PROBLEM DESCRIPTION — Quote everything from the line containing "x-tick-label: 300% (347, 856, 380, 889)" down to the line containing "annotation-savings: Savings: Up", both included, with each line reproduced precisely.

RECORDS SUPPLIED —
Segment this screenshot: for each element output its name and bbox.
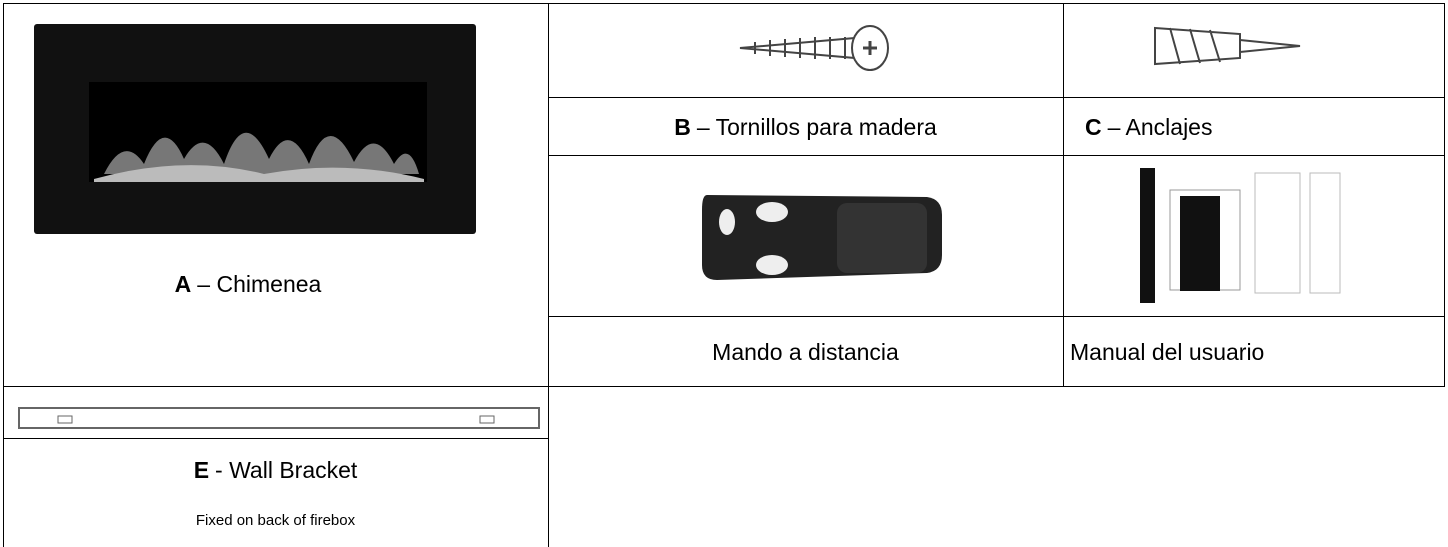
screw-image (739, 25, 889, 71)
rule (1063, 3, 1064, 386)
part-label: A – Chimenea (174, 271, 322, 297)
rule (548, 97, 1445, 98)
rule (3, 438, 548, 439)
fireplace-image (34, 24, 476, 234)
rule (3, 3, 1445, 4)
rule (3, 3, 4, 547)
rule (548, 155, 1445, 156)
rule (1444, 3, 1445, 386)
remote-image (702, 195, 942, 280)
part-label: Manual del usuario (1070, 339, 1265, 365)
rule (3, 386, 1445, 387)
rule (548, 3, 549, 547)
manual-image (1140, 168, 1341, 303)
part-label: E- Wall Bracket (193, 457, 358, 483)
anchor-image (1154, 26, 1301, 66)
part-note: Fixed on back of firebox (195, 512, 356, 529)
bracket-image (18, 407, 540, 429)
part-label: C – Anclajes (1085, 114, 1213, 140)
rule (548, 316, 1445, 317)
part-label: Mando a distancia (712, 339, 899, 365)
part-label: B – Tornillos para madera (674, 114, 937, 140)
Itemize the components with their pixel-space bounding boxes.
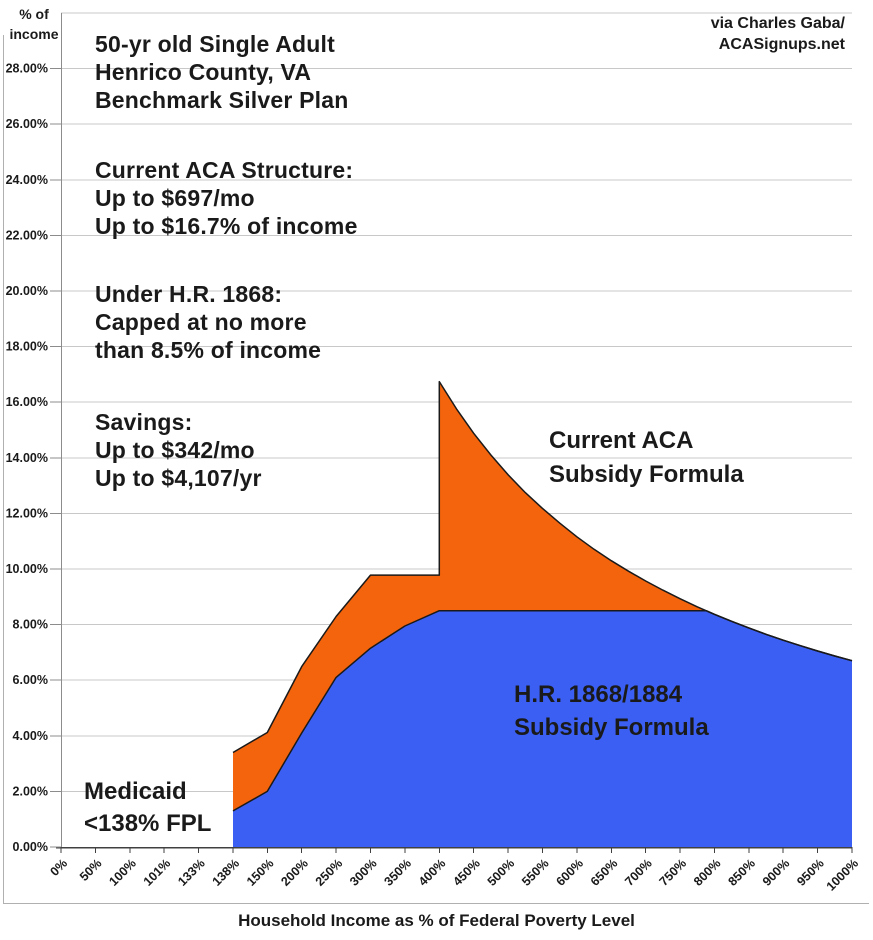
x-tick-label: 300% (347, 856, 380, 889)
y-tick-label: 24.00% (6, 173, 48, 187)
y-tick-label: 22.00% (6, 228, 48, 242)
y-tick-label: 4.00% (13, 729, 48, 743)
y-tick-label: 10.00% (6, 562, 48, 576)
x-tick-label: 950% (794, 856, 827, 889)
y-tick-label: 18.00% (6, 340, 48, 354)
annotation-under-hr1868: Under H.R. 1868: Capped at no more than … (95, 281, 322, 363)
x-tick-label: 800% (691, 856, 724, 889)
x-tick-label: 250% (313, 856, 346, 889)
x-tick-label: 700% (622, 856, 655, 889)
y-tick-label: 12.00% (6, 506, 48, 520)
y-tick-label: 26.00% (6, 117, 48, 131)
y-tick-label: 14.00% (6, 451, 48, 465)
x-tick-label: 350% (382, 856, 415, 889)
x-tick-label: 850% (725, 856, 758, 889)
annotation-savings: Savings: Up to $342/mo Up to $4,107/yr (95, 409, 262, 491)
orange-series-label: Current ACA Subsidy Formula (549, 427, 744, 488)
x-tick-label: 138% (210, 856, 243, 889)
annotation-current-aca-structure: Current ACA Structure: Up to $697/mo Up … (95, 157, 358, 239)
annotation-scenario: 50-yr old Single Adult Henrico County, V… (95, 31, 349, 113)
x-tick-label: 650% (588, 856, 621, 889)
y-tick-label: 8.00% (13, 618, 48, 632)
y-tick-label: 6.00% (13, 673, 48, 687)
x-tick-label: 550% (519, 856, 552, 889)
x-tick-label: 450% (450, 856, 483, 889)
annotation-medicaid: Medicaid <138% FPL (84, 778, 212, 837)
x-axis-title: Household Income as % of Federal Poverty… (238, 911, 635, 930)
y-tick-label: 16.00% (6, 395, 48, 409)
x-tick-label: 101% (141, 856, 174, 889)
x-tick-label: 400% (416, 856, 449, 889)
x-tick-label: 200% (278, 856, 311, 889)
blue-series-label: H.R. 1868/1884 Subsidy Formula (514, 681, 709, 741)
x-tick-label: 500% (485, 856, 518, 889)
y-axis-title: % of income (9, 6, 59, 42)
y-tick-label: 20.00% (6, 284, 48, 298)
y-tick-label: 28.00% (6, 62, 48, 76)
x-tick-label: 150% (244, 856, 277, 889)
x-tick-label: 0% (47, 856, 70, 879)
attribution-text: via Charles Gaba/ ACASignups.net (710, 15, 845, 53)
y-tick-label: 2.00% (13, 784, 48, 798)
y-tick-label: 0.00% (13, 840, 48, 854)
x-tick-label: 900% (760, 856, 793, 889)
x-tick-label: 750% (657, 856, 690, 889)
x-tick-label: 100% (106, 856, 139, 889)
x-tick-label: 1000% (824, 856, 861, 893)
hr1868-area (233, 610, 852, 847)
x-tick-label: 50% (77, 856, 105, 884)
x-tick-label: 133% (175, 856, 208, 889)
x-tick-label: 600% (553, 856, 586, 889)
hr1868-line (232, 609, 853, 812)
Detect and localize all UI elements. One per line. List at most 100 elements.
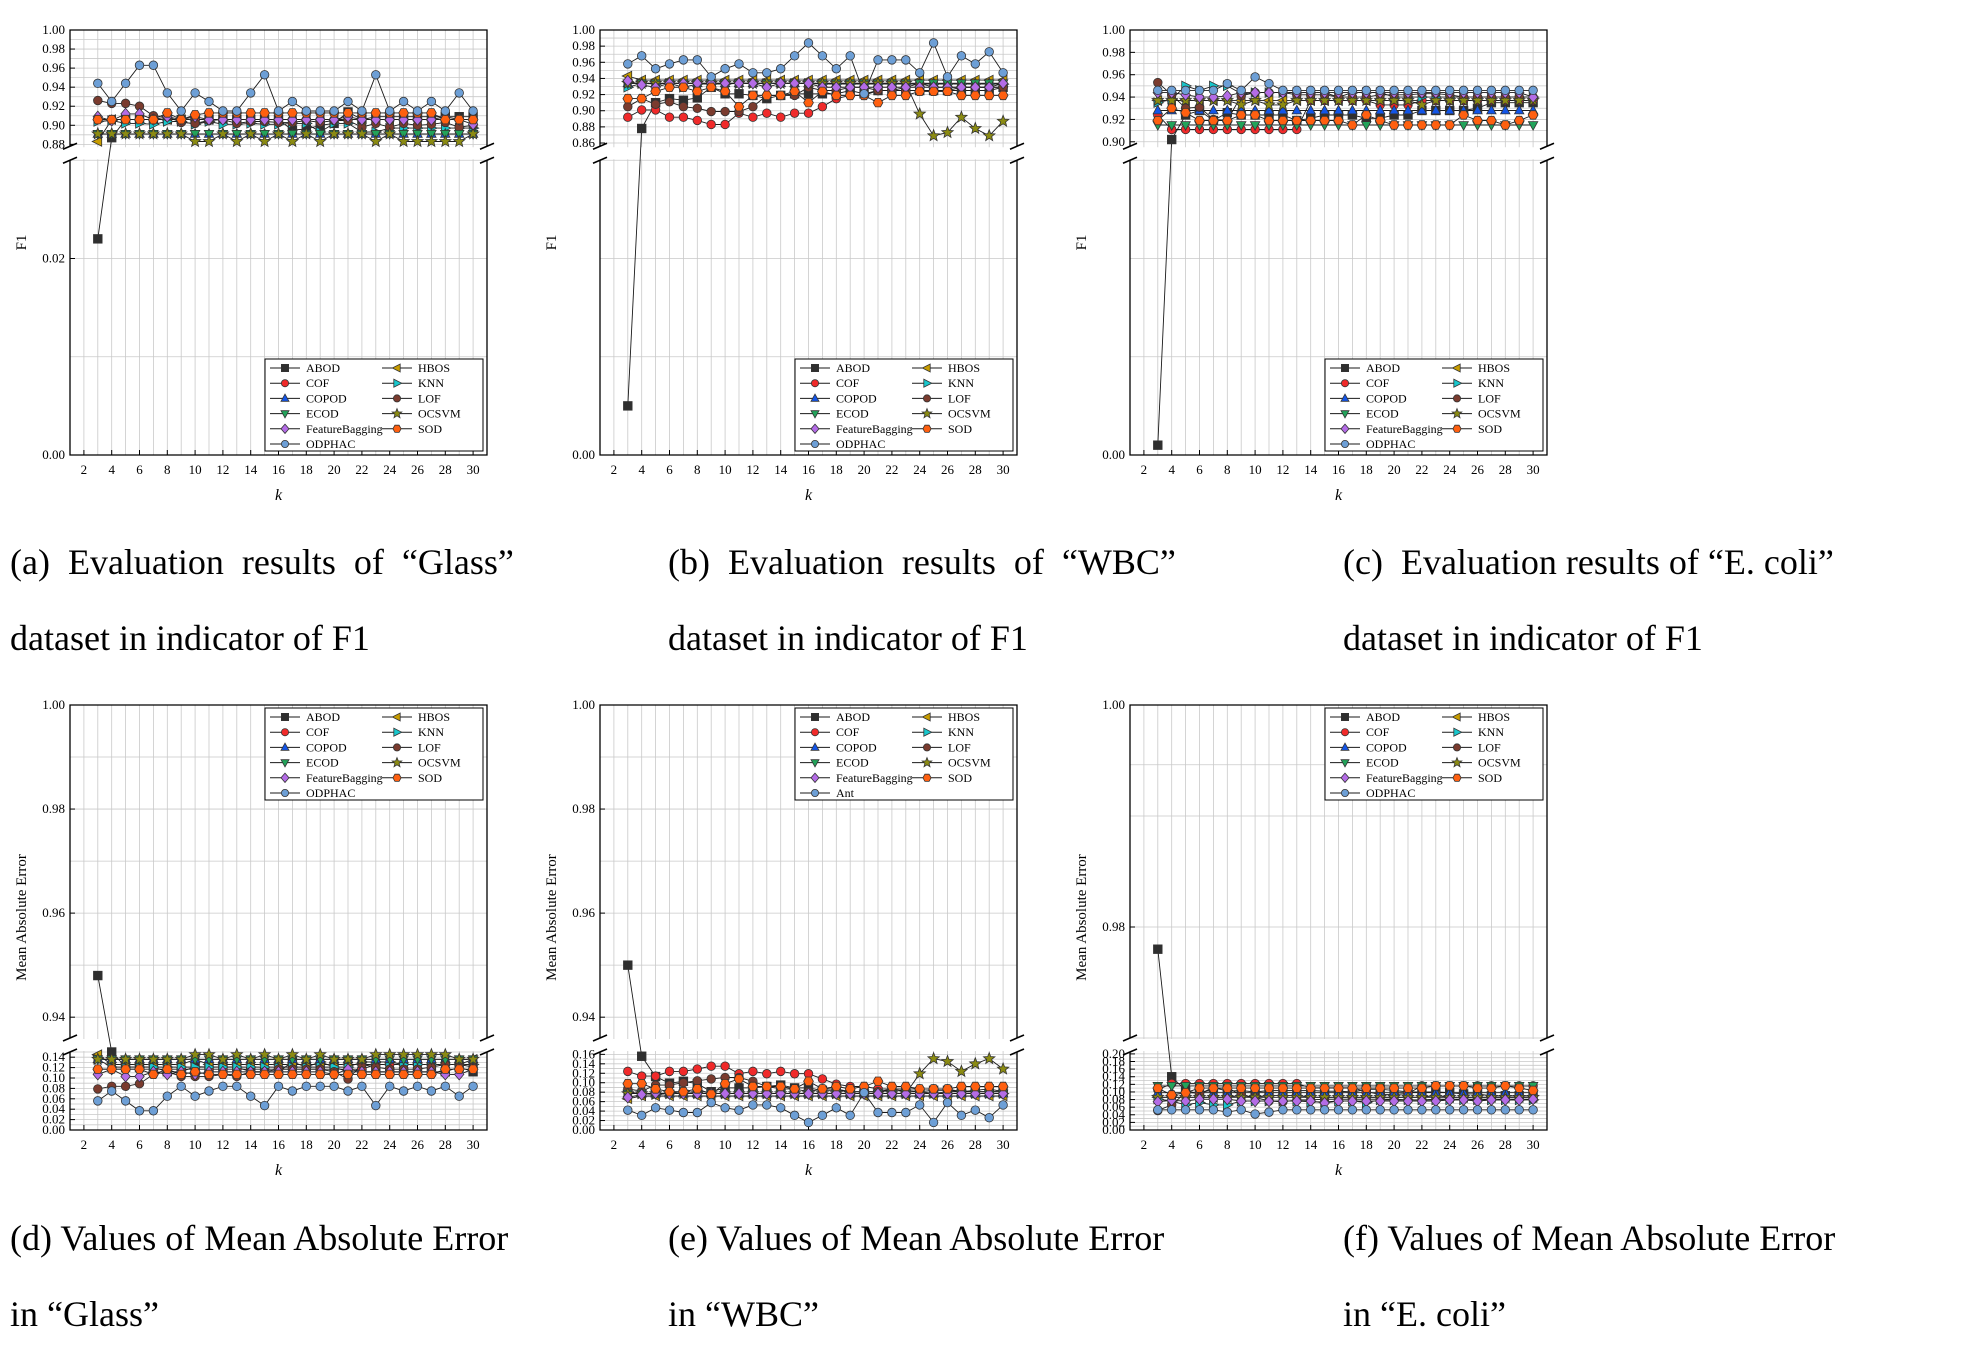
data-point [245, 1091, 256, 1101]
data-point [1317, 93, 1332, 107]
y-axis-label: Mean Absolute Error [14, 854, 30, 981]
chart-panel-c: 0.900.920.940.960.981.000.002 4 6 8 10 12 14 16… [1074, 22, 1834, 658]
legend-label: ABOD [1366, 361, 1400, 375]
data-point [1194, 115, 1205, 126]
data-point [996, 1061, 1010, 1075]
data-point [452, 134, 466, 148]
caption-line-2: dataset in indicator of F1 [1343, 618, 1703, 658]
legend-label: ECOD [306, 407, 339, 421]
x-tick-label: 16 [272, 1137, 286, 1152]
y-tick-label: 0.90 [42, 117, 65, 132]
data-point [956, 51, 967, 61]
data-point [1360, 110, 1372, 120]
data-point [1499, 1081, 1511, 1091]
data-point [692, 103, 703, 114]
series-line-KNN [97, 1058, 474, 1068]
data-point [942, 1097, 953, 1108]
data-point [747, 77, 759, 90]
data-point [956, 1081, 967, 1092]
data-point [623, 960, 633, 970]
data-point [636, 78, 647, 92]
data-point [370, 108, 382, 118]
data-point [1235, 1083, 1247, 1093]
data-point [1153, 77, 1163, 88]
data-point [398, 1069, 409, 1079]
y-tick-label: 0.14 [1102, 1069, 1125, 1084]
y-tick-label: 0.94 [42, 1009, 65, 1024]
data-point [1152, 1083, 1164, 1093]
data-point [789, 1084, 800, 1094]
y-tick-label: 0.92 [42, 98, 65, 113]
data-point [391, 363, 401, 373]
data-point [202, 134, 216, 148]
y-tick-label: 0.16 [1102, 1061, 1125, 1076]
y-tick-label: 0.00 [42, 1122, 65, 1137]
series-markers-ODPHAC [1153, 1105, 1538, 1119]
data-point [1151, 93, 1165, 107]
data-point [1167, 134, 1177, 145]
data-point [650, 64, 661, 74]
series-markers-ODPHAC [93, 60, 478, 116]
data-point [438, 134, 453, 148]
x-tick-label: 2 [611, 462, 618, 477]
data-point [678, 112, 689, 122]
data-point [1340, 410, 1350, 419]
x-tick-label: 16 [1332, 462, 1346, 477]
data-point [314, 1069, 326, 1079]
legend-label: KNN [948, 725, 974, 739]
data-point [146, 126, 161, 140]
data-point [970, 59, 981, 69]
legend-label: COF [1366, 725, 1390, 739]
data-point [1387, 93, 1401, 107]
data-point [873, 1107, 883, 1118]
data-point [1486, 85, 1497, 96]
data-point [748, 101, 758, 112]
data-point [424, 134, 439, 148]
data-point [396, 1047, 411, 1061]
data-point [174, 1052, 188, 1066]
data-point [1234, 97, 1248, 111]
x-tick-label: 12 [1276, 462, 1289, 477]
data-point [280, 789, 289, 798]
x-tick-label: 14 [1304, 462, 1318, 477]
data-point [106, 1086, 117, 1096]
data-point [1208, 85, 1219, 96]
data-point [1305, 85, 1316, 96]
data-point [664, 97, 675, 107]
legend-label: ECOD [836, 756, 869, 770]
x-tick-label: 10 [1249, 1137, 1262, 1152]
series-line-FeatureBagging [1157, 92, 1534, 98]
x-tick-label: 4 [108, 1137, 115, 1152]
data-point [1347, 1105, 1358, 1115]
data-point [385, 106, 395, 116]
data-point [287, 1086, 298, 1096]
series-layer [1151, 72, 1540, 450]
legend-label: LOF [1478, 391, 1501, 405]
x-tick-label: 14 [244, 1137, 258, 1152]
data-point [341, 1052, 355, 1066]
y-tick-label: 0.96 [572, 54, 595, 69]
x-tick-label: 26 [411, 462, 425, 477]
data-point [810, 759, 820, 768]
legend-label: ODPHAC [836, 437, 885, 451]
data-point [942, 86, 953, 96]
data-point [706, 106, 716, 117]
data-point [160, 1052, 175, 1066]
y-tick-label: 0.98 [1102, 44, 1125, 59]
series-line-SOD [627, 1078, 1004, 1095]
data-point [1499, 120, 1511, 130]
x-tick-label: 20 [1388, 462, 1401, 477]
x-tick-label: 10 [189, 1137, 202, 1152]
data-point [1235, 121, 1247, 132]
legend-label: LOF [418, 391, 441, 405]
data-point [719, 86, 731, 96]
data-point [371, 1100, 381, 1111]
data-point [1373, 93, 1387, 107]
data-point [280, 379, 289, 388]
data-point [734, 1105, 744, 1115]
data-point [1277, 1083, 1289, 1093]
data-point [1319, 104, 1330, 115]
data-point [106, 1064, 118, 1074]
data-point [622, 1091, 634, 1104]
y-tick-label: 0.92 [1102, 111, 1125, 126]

SOLUTION TO THIS PROBLEM —
x-tick-label: 300% (347, 856, 380, 889)
y-tick-label: 24.00% (6, 173, 48, 187)
y-tick-label: 22.00% (6, 228, 48, 242)
y-tick-label: 4.00% (13, 729, 48, 743)
y-tick-label: 10.00% (6, 562, 48, 576)
x-tick-label: 950% (794, 856, 827, 889)
y-tick-label: 18.00% (6, 340, 48, 354)
annotation-under-hr1868: Under H.R. 1868: Capped at no more than … (95, 281, 322, 363)
x-tick-label: 800% (691, 856, 724, 889)
x-tick-label: 250% (313, 856, 346, 889)
x-tick-label: 700% (622, 856, 655, 889)
y-tick-label: 12.00% (6, 506, 48, 520)
y-tick-label: 26.00% (6, 117, 48, 131)
y-tick-label: 14.00% (6, 451, 48, 465)
x-tick-label: 350% (382, 856, 415, 889)
x-tick-label: 850% (725, 856, 758, 889)
annotation-savings: Savings: Up to $342/mo Up to $4,107/yr (95, 409, 262, 491)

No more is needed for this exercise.